TASK BRIEF: In how many lines does the string "Output" appear? Answer with the number only.

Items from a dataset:
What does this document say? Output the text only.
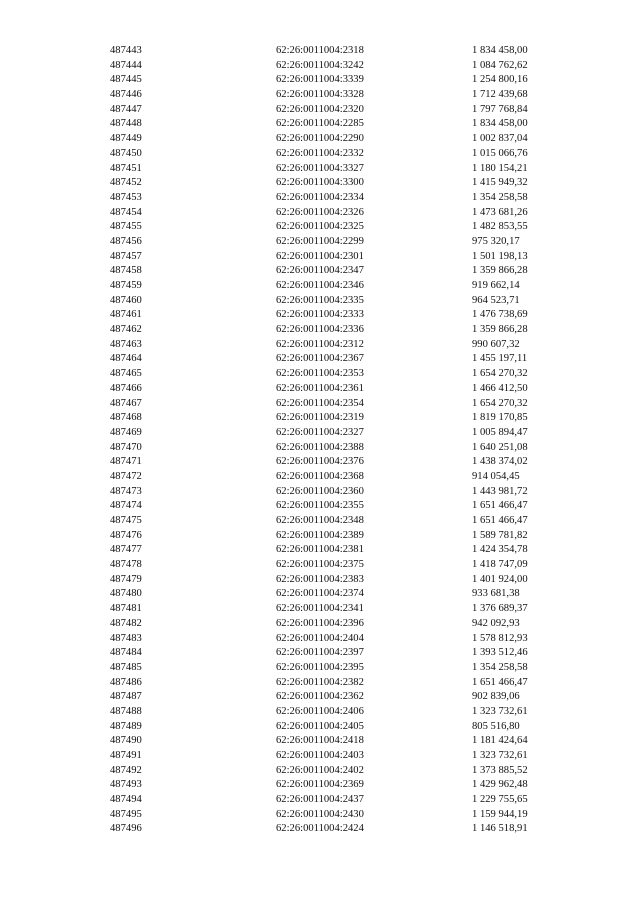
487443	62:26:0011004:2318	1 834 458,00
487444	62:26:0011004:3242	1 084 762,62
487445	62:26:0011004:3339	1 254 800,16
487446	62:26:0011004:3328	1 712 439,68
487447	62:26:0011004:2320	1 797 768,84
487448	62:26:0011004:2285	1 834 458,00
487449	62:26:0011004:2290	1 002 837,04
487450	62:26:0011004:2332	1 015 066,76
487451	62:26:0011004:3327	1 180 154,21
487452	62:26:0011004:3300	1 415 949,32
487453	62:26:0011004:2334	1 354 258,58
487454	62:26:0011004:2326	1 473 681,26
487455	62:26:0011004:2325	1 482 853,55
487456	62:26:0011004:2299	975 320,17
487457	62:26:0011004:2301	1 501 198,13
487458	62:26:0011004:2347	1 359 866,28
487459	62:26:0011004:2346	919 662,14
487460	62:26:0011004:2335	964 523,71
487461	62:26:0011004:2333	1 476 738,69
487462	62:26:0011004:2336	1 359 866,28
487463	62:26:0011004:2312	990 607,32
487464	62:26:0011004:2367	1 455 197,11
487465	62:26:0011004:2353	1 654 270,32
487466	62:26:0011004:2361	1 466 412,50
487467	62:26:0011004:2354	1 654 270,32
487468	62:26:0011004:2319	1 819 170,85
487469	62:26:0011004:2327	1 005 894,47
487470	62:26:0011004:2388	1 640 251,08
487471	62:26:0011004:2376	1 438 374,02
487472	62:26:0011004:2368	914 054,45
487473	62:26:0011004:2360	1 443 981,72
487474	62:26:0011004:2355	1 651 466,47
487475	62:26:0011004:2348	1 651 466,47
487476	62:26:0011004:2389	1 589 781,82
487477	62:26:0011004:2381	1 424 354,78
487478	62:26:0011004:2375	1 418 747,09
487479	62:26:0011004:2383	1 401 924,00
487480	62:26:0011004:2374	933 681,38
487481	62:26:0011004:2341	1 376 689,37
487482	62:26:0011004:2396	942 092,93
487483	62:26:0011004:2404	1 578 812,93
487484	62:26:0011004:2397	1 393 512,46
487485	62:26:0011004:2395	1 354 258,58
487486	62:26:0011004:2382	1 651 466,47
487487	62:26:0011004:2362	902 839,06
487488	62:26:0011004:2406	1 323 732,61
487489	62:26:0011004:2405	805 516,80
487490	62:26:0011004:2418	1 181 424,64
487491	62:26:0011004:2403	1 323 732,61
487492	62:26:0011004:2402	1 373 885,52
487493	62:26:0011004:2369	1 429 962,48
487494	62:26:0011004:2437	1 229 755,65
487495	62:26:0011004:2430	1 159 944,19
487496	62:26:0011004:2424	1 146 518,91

---

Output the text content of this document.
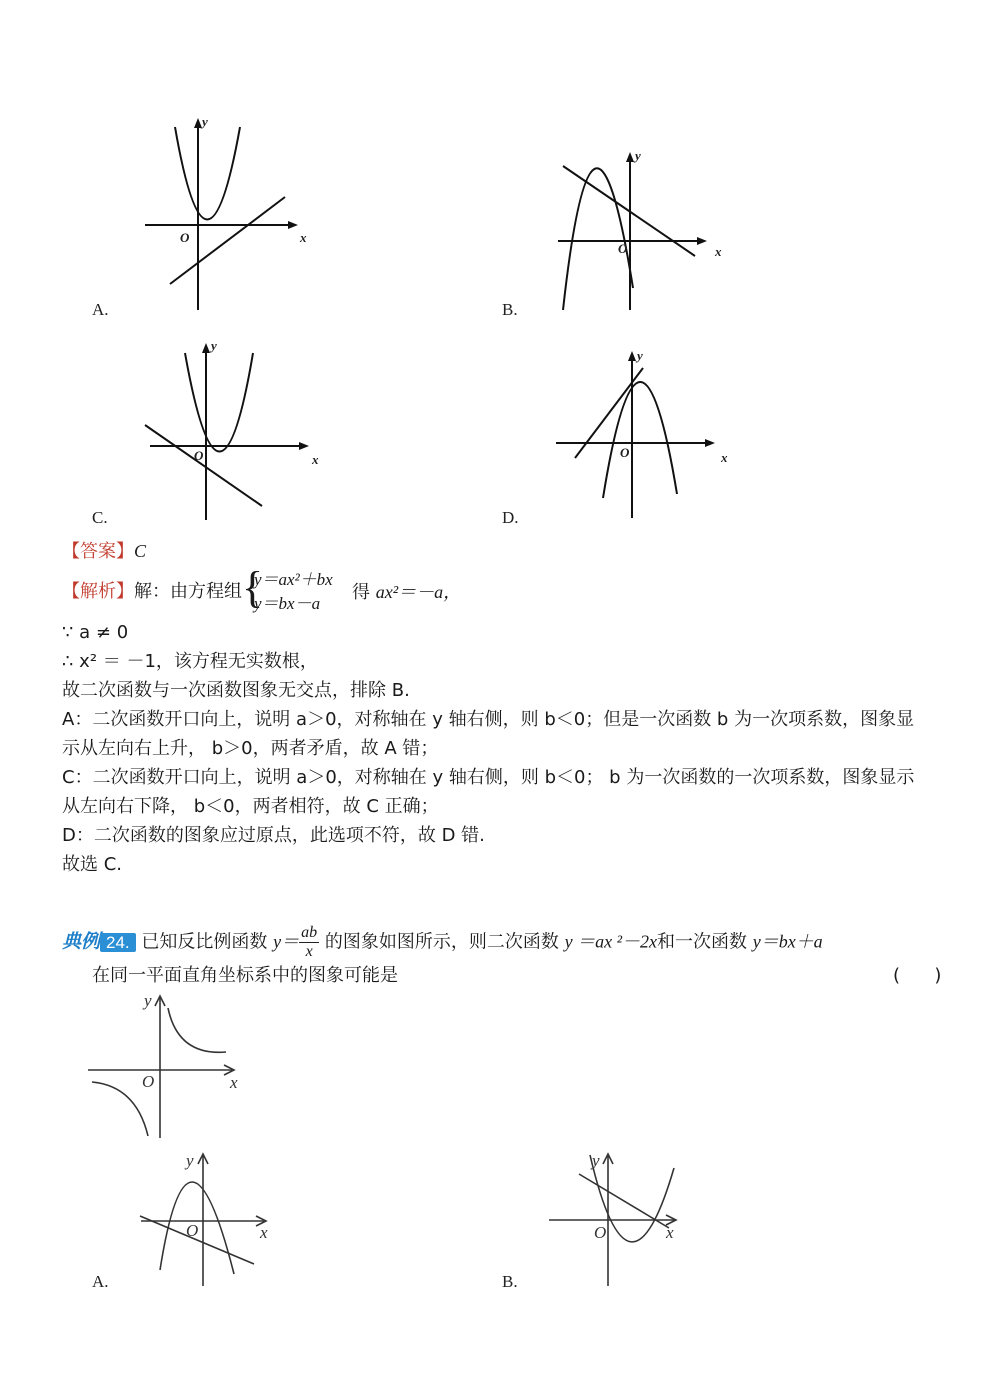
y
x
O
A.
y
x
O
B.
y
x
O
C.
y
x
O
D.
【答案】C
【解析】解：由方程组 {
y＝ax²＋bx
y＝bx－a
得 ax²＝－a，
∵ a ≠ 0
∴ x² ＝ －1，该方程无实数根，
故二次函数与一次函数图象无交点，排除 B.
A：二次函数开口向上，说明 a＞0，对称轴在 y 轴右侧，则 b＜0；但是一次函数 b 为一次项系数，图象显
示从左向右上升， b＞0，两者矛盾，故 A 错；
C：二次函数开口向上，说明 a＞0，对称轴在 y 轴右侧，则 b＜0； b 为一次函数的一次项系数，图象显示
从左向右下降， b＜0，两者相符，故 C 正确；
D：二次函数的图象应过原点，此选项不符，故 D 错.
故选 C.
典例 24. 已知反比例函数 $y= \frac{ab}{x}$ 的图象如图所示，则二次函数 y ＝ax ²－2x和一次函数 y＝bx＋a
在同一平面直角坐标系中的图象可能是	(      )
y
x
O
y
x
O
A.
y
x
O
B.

CORRECT RESULT: 2